» Rows
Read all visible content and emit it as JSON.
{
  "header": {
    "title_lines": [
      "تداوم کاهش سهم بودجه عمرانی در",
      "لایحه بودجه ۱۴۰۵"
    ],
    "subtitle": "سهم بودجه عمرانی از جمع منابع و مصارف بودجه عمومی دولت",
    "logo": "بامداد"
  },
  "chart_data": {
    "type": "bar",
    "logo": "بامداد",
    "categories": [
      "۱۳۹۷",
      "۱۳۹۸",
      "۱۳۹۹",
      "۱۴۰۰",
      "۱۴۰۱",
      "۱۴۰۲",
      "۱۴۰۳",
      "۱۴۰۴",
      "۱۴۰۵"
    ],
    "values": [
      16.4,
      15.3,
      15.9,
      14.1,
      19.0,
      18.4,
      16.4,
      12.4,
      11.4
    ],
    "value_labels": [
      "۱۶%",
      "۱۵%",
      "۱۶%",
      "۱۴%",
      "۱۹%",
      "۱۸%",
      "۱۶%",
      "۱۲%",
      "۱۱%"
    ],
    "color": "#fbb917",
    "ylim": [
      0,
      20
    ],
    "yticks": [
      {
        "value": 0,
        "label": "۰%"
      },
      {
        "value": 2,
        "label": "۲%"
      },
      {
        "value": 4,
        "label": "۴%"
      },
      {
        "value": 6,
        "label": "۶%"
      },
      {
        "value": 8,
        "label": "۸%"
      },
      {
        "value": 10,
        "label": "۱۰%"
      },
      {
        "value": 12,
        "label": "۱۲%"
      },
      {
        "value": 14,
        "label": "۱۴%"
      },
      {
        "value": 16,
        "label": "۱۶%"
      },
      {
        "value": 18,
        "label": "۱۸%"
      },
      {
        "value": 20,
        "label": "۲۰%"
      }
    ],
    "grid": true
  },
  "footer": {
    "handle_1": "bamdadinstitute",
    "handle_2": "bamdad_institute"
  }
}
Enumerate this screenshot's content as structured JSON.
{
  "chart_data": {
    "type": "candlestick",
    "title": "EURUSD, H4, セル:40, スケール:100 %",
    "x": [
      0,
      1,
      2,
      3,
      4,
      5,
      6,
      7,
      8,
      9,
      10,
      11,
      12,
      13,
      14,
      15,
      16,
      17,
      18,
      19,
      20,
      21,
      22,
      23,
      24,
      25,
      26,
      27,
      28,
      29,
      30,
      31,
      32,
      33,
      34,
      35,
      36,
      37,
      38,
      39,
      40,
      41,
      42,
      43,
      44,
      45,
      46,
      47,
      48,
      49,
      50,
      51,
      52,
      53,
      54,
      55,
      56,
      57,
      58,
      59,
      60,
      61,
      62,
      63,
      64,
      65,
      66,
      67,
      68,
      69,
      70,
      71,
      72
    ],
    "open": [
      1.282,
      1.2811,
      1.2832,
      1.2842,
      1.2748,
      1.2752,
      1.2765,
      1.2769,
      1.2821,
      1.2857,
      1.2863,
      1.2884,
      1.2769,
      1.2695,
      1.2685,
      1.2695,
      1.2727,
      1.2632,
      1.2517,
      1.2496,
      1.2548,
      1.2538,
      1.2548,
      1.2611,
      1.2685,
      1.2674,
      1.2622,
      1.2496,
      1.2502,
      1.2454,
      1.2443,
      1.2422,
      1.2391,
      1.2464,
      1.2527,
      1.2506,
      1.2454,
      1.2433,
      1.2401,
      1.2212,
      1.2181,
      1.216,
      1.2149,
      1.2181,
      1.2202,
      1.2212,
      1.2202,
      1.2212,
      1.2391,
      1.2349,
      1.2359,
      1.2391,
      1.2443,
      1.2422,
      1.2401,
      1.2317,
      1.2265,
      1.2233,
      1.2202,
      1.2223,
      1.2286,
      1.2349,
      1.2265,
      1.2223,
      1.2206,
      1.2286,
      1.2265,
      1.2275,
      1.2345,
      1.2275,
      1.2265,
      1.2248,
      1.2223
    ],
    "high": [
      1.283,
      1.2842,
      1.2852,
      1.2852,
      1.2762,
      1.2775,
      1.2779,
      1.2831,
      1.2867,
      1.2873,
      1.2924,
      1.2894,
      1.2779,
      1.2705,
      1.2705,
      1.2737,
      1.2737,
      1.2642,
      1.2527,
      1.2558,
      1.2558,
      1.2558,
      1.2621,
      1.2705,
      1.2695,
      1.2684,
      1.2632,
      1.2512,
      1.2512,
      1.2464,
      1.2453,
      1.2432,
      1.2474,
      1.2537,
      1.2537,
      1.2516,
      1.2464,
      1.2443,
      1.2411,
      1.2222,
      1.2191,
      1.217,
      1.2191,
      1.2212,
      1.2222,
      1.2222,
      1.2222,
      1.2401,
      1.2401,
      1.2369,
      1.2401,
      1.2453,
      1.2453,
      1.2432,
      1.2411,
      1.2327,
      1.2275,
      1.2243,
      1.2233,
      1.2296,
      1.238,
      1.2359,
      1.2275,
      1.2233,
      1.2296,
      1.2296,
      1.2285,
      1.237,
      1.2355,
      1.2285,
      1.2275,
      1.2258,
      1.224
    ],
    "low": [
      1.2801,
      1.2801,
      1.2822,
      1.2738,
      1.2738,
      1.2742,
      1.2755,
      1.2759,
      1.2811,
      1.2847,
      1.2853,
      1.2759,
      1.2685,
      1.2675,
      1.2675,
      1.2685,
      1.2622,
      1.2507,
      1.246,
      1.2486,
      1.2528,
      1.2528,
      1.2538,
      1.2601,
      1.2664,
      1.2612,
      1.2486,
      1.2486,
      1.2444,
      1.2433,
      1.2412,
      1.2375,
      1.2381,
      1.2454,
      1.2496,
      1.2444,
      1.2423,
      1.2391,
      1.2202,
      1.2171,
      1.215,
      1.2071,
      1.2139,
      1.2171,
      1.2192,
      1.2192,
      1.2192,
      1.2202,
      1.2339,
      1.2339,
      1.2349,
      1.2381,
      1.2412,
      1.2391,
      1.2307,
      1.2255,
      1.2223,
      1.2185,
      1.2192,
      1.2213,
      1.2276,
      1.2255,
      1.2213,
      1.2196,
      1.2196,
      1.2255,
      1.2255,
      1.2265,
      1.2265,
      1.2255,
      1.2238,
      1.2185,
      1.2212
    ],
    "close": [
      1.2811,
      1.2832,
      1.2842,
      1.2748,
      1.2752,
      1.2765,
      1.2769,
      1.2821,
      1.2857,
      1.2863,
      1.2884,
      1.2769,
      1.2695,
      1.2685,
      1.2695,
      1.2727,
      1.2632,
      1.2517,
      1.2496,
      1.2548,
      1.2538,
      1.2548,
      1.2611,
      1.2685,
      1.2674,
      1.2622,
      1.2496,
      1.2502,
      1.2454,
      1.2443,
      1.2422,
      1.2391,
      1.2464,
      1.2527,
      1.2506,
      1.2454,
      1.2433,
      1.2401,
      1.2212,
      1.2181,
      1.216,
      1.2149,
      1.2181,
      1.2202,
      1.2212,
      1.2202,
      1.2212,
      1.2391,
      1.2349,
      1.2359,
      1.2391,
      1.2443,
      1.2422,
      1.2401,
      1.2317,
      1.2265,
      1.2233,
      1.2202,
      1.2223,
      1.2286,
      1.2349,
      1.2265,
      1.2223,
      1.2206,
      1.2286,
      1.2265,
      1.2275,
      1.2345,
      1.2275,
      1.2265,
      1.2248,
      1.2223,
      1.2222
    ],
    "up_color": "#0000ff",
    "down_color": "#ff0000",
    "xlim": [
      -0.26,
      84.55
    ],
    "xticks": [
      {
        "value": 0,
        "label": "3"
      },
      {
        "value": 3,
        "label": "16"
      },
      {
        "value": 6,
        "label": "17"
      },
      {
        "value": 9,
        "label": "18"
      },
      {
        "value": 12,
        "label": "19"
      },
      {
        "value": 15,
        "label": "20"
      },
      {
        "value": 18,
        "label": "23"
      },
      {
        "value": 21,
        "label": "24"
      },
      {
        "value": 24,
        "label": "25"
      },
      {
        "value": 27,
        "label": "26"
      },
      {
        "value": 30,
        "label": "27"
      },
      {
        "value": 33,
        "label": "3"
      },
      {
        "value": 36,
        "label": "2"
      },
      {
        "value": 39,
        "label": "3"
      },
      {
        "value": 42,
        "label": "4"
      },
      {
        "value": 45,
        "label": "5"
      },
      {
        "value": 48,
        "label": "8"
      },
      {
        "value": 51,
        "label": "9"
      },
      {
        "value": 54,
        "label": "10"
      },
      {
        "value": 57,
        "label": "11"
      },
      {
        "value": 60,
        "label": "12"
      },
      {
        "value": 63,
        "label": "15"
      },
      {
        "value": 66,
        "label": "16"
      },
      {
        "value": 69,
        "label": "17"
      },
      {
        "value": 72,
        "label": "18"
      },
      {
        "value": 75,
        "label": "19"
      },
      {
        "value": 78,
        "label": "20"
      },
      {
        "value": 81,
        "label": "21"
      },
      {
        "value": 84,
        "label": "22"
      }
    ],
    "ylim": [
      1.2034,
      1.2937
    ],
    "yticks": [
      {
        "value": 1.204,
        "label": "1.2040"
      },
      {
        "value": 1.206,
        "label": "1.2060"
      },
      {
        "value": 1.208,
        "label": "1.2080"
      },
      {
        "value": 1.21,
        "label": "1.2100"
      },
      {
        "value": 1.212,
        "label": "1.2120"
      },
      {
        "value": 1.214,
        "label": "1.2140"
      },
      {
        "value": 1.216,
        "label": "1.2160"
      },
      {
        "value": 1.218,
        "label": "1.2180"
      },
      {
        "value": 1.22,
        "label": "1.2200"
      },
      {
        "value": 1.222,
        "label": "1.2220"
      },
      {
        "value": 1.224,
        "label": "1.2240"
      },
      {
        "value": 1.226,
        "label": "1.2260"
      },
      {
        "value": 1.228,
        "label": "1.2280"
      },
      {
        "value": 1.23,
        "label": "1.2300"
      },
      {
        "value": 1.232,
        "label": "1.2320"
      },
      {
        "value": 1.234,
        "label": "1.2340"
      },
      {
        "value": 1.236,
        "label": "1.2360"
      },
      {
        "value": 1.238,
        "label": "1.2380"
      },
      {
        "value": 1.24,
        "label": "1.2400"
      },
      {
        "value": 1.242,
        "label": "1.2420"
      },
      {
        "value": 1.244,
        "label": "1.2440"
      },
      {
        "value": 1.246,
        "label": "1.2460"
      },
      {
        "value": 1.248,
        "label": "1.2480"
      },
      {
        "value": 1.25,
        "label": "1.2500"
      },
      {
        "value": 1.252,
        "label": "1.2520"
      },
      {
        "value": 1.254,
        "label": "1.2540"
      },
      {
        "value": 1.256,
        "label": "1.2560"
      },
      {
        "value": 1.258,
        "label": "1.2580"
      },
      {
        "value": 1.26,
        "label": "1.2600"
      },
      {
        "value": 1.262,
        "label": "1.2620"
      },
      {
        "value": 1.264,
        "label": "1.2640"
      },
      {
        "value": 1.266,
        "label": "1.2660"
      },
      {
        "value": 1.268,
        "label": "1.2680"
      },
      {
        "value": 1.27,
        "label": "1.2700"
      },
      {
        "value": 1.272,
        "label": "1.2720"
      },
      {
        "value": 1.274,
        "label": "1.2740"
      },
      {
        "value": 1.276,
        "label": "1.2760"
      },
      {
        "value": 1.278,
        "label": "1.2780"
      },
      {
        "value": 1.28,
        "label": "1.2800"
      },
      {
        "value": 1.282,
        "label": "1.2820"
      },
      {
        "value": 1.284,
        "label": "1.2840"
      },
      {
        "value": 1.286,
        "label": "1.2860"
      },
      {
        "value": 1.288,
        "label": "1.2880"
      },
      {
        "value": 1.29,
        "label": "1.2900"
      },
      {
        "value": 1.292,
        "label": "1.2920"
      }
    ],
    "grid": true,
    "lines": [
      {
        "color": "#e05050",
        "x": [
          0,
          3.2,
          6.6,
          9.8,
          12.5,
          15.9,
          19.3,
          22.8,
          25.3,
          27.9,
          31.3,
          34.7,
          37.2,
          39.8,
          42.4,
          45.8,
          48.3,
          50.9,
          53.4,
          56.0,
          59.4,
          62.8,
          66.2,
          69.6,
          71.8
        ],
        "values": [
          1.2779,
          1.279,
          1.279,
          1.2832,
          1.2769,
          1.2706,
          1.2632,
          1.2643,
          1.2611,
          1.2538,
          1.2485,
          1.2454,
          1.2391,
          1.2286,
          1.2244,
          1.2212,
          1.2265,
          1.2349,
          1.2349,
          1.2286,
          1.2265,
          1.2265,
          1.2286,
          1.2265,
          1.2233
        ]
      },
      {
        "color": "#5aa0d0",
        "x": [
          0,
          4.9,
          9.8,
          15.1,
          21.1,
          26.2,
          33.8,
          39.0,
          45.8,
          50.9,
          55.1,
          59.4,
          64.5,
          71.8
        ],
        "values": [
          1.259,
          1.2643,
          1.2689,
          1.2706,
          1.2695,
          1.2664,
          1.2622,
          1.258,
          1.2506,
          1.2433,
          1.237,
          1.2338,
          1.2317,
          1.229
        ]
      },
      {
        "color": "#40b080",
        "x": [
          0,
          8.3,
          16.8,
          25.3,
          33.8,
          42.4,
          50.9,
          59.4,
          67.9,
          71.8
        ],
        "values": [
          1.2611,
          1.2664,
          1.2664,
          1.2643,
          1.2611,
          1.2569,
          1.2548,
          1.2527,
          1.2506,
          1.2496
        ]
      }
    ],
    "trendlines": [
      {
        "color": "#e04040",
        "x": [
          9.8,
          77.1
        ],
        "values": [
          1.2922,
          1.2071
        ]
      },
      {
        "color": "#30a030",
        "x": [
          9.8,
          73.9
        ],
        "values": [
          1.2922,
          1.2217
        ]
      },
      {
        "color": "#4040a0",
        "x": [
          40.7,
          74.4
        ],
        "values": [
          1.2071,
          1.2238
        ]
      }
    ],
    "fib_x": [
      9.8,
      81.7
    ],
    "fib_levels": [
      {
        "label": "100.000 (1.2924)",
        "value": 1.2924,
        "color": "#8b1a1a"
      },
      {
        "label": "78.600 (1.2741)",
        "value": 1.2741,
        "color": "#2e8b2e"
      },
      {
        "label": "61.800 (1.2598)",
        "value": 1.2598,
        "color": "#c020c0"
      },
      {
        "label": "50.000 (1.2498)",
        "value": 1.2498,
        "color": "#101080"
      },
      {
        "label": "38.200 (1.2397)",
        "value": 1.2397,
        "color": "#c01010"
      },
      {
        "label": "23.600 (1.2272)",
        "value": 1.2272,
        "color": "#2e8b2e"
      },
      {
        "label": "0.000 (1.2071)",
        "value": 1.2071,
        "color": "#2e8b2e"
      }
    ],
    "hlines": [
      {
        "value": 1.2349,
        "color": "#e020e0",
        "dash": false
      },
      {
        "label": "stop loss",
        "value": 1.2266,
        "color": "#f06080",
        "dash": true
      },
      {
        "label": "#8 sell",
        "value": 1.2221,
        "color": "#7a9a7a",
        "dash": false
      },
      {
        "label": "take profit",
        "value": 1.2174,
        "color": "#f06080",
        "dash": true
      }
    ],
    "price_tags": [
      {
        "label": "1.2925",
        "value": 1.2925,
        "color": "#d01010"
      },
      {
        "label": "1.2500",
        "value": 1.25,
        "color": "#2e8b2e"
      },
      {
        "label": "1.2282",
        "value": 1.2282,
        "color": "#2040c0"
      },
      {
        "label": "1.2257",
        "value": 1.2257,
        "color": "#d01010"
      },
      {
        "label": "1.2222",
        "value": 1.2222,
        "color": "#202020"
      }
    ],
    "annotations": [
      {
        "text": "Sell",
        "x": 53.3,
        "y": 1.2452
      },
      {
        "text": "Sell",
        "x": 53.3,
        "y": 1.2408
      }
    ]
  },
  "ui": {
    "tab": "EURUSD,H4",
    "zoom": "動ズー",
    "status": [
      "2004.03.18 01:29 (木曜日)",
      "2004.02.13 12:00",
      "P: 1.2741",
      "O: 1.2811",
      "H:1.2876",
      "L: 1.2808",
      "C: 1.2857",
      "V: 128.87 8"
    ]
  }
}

» Work required
Within the listing above, find every line containing the string "true" and return it.

» Output below
    "grid": true
    "grid": true,
        "dash": true
        "dash": true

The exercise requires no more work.